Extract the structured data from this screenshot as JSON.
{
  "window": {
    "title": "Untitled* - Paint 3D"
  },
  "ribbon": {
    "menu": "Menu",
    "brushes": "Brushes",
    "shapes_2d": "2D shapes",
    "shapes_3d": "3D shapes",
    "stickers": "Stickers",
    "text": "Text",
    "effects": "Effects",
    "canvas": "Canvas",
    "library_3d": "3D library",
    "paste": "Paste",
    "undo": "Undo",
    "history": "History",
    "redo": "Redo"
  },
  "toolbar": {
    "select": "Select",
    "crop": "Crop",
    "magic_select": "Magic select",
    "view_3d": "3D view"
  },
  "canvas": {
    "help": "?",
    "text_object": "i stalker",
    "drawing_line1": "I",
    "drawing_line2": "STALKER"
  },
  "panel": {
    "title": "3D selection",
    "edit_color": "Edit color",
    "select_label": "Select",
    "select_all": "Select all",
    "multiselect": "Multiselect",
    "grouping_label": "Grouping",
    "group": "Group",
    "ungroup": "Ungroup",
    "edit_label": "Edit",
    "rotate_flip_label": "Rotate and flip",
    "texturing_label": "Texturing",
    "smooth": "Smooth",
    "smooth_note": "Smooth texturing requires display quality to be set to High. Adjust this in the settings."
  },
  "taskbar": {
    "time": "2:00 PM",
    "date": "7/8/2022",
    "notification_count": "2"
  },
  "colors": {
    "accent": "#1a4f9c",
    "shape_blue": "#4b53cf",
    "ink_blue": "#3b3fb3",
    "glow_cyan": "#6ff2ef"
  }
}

Requirement
Write out the full listing exactly as given.

Response to the exercise
Extract the structured data from this screenshot as JSON.
{
  "window": {
    "title": "Untitled* - Paint 3D"
  },
  "ribbon": {
    "menu": "Menu",
    "brushes": "Brushes",
    "shapes_2d": "2D shapes",
    "shapes_3d": "3D shapes",
    "stickers": "Stickers",
    "text": "Text",
    "effects": "Effects",
    "canvas": "Canvas",
    "library_3d": "3D library",
    "paste": "Paste",
    "undo": "Undo",
    "history": "History",
    "redo": "Redo"
  },
  "toolbar": {
    "select": "Select",
    "crop": "Crop",
    "magic_select": "Magic select",
    "view_3d": "3D view"
  },
  "canvas": {
    "help": "?",
    "text_object": "i stalker",
    "drawing_line1": "I",
    "drawing_line2": "STALKER"
  },
  "panel": {
    "title": "3D selection",
    "edit_color": "Edit color",
    "select_label": "Select",
    "select_all": "Select all",
    "multiselect": "Multiselect",
    "grouping_label": "Grouping",
    "group": "Group",
    "ungroup": "Ungroup",
    "edit_label": "Edit",
    "rotate_flip_label": "Rotate and flip",
    "texturing_label": "Texturing",
    "smooth": "Smooth",
    "smooth_note": "Smooth texturing requires display quality to be set to High. Adjust this in the settings."
  },
  "taskbar": {
    "time": "2:00 PM",
    "date": "7/8/2022",
    "notification_count": "2"
  },
  "colors": {
    "accent": "#1a4f9c",
    "shape_blue": "#4b53cf",
    "ink_blue": "#3b3fb3",
    "glow_cyan": "#6ff2ef"
  }
}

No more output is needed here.